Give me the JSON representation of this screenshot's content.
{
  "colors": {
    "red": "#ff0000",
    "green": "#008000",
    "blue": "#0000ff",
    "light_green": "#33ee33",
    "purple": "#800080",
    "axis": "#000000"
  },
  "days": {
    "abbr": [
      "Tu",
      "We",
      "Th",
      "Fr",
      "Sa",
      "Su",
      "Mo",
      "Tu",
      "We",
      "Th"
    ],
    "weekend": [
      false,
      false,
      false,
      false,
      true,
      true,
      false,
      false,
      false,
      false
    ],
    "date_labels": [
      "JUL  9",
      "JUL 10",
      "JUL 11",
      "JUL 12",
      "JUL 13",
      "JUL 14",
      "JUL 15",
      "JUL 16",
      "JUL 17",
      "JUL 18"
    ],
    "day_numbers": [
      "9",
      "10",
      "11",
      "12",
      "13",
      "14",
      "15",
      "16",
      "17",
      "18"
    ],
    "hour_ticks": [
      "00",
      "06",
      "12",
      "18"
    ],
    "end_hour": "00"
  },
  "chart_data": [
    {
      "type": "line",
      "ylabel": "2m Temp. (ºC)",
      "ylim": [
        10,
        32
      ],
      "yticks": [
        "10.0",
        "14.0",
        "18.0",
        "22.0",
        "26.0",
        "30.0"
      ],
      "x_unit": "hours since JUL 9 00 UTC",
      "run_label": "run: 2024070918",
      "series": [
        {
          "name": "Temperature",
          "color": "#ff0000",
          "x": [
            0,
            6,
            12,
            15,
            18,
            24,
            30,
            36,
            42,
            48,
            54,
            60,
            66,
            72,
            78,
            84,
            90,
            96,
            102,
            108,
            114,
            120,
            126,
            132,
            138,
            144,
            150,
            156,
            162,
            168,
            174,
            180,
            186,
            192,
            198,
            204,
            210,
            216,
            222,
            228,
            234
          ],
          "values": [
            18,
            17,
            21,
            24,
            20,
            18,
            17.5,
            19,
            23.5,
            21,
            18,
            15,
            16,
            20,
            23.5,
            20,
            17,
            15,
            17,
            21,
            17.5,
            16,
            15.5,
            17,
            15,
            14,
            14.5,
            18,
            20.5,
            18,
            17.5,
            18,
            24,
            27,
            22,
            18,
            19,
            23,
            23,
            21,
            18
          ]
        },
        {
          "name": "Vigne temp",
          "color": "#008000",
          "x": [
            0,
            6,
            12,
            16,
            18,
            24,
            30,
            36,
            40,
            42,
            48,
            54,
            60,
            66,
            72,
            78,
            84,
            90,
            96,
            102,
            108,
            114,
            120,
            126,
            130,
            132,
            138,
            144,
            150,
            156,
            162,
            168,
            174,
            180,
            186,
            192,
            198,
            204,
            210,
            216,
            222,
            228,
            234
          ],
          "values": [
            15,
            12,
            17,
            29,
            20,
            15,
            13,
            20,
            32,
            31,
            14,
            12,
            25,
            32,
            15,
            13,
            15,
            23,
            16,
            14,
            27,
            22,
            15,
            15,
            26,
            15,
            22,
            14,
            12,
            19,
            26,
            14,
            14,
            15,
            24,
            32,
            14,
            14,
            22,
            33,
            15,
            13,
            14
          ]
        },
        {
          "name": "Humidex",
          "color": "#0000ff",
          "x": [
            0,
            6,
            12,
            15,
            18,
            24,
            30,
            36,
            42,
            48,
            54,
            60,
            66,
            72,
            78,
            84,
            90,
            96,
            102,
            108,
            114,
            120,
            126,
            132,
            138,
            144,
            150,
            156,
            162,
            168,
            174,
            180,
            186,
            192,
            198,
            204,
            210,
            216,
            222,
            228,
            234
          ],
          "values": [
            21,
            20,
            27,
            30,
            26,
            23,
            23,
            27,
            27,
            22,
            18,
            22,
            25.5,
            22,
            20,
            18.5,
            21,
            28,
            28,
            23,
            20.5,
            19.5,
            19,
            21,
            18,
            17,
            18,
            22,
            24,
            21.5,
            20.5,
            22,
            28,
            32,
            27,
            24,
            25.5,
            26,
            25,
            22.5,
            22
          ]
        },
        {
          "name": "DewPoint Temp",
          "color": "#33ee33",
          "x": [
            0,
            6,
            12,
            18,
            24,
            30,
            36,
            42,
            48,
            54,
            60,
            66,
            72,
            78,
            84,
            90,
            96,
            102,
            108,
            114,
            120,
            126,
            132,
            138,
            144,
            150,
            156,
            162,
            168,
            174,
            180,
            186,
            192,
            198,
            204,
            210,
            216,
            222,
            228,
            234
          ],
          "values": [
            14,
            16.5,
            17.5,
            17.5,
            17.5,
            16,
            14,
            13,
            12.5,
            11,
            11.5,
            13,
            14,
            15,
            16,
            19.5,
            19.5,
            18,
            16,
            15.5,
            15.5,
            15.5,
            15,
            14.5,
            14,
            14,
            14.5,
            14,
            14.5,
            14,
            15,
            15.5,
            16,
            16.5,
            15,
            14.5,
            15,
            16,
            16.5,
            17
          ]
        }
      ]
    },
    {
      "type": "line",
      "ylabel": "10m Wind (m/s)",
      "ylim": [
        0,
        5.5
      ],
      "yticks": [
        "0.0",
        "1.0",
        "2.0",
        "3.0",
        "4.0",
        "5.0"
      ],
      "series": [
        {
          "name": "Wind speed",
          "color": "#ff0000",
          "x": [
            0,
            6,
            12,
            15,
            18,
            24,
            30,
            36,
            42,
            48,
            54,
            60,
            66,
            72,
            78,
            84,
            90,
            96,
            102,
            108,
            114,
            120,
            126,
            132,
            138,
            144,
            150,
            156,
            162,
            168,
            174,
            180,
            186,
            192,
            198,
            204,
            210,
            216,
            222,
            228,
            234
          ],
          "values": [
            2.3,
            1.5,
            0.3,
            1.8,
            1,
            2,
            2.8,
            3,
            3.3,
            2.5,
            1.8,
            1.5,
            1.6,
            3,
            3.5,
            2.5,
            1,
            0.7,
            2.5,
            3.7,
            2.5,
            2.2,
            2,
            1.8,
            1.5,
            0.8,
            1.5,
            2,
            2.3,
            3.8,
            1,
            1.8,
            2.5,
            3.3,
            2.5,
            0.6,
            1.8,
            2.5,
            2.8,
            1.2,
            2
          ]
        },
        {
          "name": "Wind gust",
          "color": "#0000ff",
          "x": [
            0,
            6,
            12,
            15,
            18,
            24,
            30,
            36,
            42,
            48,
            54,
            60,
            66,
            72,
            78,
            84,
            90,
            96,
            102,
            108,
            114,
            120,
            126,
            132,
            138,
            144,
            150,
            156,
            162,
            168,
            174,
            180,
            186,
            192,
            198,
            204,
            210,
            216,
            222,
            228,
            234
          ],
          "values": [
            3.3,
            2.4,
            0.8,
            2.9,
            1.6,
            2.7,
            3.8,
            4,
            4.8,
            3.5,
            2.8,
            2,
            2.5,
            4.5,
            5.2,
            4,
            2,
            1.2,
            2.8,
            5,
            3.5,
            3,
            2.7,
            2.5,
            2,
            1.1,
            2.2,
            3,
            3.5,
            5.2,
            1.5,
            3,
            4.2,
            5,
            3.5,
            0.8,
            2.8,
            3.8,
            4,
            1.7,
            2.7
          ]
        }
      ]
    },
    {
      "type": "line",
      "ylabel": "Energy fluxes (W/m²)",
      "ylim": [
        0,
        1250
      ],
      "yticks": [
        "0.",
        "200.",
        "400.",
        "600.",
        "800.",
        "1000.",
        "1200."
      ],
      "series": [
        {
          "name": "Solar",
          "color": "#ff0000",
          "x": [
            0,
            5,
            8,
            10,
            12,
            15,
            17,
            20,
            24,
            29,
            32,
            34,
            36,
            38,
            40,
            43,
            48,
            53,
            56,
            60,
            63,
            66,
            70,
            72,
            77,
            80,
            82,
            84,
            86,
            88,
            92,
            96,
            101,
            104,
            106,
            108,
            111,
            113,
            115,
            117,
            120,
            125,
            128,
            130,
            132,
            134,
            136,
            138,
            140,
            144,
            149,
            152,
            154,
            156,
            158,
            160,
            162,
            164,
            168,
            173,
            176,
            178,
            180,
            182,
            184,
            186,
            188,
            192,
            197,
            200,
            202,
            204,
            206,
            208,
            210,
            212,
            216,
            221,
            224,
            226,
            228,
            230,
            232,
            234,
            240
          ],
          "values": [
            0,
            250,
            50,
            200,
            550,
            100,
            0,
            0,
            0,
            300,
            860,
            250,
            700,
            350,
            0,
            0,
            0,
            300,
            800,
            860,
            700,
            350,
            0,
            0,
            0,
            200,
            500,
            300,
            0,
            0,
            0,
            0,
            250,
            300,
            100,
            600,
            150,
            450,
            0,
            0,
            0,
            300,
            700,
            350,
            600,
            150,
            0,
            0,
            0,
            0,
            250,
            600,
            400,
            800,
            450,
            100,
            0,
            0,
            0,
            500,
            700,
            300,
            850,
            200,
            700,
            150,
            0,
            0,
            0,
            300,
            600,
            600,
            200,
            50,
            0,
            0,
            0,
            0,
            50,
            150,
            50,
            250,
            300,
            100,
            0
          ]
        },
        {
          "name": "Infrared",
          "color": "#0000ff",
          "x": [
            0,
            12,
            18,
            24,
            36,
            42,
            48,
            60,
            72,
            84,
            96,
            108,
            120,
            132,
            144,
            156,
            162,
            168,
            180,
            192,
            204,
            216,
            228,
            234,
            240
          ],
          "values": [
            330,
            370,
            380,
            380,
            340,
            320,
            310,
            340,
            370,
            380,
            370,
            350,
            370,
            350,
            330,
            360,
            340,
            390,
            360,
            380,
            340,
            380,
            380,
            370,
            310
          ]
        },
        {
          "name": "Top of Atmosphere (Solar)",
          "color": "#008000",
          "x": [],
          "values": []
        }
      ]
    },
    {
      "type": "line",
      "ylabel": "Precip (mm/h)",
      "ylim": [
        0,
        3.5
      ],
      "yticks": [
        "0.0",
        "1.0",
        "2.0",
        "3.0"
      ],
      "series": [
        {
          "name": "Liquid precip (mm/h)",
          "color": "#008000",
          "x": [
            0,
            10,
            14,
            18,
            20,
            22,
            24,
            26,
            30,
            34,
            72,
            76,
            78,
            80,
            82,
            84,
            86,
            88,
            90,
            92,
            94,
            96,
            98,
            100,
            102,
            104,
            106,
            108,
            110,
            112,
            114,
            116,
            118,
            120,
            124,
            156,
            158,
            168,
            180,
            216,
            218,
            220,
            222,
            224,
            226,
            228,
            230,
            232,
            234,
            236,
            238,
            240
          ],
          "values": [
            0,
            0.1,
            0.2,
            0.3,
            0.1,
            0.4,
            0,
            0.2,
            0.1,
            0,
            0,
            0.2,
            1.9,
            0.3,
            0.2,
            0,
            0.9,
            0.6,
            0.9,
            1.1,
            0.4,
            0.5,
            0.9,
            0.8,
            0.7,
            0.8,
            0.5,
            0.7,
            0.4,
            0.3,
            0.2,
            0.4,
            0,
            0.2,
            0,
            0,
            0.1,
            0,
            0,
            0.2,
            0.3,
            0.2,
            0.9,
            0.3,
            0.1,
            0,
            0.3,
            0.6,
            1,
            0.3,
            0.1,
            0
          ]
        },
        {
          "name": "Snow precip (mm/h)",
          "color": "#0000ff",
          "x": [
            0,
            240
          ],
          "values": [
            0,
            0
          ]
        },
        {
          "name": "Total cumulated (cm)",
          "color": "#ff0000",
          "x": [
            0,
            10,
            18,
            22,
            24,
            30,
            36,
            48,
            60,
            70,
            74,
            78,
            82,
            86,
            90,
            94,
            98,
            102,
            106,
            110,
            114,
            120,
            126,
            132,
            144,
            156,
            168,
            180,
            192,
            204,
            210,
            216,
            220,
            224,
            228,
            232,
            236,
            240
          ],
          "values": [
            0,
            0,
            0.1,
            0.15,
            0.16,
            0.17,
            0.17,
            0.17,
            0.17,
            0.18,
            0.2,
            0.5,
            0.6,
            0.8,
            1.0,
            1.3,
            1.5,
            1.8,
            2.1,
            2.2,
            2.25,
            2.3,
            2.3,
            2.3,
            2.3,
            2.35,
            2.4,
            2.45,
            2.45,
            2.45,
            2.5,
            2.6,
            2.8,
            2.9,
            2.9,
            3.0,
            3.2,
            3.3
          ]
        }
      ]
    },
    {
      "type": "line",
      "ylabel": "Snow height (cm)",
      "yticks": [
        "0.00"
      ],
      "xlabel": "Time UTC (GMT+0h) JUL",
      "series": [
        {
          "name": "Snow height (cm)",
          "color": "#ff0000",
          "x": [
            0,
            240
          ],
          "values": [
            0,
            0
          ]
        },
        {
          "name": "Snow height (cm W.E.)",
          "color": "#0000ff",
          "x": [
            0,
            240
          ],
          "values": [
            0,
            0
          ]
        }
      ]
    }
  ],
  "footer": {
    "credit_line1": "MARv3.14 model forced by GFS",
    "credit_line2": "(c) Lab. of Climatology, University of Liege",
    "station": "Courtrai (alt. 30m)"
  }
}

· · · ·

▶ _TASK REQUIREMENTS_: For each line of the entries that includes "Wind", show that line.

▶ _RESULT FOR THIS TASK_:
      "ylabel": "10m Wind (m/s)",
          "name": "Wind speed",
          "name": "Wind gust",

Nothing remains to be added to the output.